- [GOAL]
Collect all the lines that mention the word "title".

+++

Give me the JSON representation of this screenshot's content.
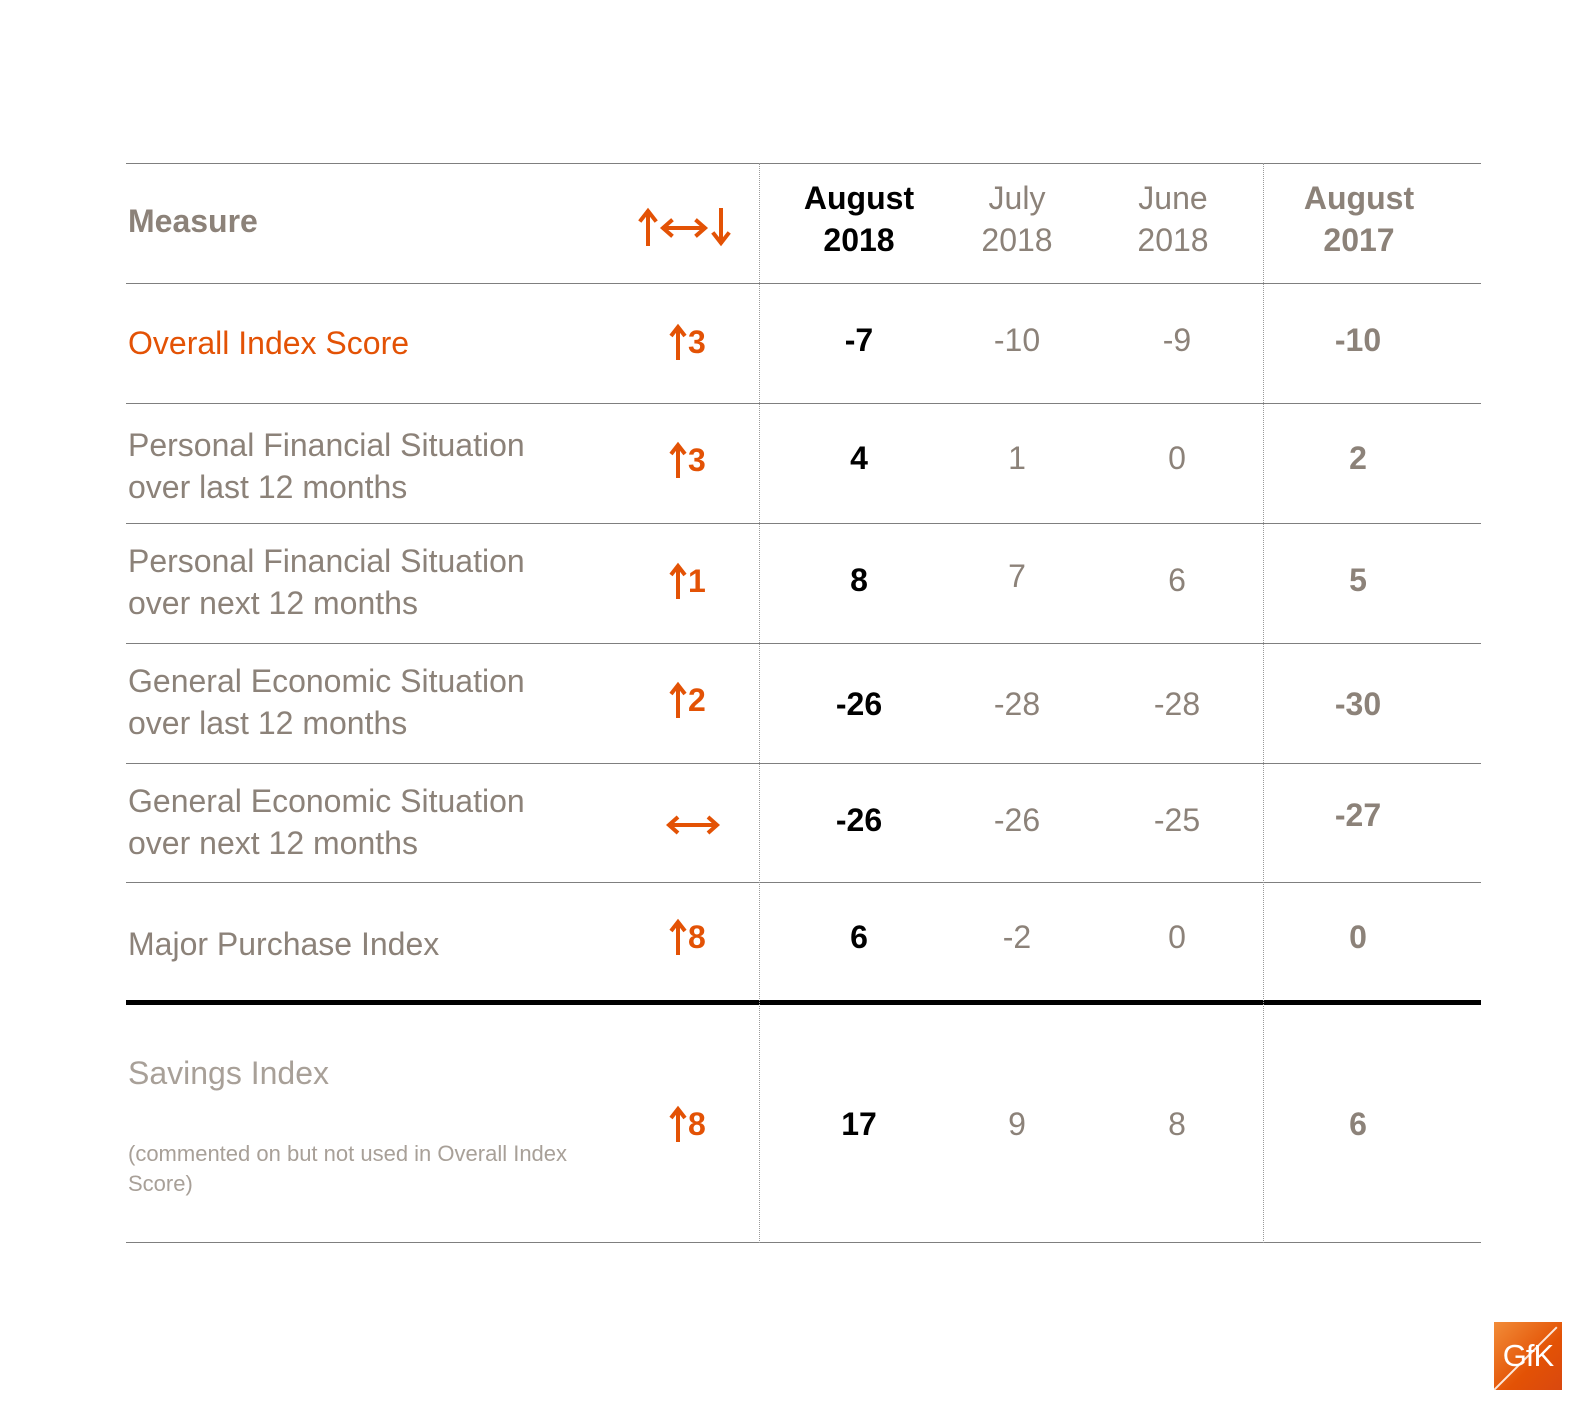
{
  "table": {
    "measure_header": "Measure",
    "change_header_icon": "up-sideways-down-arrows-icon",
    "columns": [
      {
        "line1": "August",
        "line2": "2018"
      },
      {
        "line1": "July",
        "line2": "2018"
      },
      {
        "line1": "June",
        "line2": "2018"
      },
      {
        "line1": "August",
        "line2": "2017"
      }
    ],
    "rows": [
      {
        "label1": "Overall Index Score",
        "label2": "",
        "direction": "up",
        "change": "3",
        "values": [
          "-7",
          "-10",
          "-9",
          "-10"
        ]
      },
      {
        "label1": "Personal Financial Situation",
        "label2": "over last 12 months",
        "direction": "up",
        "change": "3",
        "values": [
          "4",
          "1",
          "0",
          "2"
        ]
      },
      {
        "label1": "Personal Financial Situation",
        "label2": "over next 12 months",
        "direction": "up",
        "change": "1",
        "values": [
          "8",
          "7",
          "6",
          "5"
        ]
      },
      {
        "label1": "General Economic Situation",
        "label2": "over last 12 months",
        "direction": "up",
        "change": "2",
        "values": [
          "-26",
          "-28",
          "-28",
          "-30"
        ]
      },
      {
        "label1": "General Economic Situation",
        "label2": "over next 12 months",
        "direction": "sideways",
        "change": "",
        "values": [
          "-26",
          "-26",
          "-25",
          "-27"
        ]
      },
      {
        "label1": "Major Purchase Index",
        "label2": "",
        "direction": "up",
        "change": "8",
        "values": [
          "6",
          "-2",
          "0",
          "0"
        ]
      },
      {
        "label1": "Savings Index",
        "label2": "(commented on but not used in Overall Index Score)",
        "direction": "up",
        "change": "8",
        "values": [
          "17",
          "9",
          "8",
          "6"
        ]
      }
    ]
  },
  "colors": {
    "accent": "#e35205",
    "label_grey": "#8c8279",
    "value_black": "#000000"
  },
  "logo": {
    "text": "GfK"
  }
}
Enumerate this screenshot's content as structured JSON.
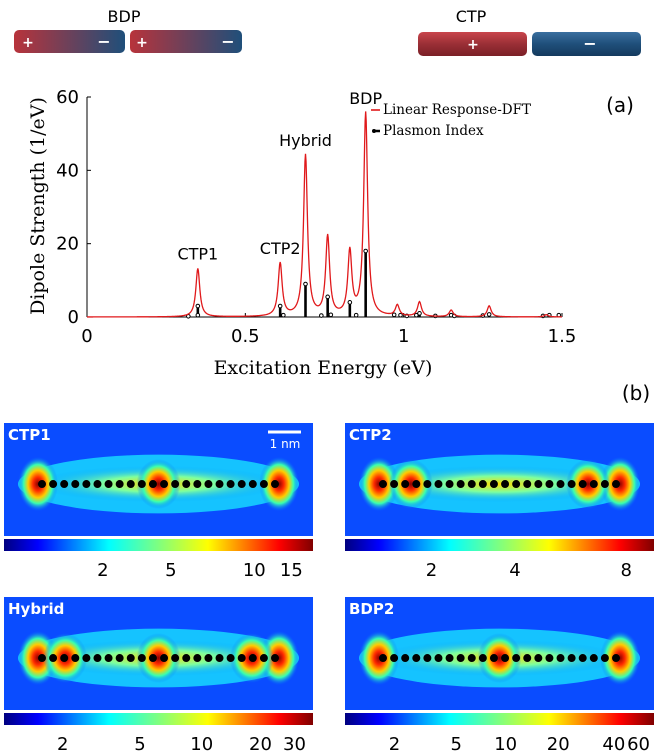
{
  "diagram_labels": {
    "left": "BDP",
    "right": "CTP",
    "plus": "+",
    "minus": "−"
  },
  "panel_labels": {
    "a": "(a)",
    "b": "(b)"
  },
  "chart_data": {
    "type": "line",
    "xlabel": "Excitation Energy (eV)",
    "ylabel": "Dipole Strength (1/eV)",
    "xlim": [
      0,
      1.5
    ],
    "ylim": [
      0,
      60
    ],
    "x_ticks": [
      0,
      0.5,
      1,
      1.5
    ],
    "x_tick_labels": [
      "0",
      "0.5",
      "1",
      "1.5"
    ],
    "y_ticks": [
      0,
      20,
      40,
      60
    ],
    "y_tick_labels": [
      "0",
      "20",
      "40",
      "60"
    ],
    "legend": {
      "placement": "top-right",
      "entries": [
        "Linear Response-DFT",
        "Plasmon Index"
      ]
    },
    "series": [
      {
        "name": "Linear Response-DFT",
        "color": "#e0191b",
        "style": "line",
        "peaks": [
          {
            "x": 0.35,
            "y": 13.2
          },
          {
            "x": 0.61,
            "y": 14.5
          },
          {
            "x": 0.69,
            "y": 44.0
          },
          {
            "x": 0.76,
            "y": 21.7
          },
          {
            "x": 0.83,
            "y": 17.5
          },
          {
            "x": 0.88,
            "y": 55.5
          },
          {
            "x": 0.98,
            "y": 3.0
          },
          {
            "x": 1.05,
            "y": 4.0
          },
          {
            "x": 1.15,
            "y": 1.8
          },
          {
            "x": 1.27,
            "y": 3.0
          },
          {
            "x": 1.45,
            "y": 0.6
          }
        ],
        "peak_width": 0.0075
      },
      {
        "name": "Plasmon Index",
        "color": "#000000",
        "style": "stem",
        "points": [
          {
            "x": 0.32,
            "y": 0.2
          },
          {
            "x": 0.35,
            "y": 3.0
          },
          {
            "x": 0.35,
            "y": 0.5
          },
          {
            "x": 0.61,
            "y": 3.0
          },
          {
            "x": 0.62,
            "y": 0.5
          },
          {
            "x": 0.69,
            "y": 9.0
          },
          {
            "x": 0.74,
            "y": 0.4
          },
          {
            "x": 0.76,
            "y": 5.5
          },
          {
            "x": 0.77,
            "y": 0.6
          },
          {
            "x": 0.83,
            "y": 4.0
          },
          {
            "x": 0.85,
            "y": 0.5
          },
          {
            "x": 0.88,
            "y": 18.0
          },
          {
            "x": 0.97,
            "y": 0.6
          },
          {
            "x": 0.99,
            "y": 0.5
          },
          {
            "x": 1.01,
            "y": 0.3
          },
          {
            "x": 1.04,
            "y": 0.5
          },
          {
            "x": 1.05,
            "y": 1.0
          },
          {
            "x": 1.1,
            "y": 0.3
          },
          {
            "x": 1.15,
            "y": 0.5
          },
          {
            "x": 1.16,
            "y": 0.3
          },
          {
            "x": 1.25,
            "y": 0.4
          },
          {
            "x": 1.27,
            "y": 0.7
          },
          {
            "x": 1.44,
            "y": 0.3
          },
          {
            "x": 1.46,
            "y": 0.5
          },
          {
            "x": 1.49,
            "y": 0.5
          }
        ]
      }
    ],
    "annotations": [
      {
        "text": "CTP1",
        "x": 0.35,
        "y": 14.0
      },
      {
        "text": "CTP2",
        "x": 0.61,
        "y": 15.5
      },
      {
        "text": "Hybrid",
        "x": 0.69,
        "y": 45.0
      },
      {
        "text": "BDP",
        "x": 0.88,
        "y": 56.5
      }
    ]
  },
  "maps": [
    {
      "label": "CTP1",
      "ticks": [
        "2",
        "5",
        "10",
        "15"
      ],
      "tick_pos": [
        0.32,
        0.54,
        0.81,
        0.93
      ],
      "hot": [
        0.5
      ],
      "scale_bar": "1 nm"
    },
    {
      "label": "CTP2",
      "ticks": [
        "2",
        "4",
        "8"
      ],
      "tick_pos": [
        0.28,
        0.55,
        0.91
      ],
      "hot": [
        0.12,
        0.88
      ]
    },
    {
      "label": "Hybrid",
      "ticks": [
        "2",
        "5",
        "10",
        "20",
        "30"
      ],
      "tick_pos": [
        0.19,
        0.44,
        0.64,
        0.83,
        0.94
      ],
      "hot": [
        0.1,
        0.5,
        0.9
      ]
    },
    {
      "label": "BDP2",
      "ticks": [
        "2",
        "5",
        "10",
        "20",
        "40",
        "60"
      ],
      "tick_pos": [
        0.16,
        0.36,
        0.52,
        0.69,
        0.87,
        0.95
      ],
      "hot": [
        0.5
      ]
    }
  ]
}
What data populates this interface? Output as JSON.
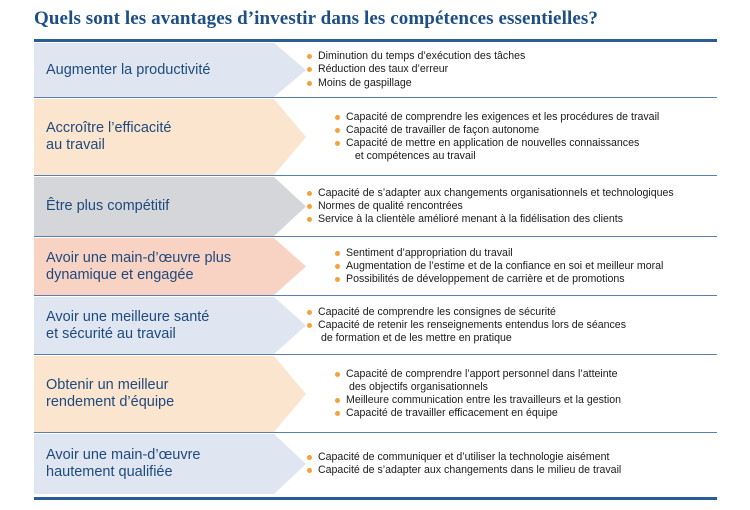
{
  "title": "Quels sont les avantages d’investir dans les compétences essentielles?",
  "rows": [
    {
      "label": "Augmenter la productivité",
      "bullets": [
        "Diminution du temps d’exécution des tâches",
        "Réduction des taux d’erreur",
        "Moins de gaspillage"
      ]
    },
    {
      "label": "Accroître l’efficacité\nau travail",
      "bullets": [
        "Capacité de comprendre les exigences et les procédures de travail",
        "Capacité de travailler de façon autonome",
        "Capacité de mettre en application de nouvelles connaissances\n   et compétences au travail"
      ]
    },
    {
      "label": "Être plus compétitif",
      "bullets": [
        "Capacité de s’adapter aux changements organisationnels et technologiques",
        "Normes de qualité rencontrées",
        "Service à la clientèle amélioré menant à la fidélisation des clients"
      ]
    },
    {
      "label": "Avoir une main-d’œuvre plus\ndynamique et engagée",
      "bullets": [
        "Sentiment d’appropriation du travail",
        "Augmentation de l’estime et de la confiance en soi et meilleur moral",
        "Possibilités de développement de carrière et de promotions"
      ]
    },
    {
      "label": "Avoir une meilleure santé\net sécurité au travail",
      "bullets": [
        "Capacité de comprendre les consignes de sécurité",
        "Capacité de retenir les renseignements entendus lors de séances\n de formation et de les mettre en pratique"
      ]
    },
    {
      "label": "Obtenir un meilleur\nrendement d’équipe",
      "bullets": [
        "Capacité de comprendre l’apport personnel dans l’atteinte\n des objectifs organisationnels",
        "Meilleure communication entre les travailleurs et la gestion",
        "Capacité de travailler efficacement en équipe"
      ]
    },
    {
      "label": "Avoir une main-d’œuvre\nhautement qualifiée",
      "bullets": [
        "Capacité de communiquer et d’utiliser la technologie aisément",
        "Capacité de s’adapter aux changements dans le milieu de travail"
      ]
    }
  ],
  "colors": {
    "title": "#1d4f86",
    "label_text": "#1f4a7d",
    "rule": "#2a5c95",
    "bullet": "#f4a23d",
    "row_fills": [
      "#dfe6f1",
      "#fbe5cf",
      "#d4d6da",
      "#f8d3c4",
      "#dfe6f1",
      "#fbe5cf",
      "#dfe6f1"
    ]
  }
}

+++

- [FINAL RESULT]
  "title": "Quels sont les avantages d’investir dans les compétences essentielles?",
    "title": "#1d4f86",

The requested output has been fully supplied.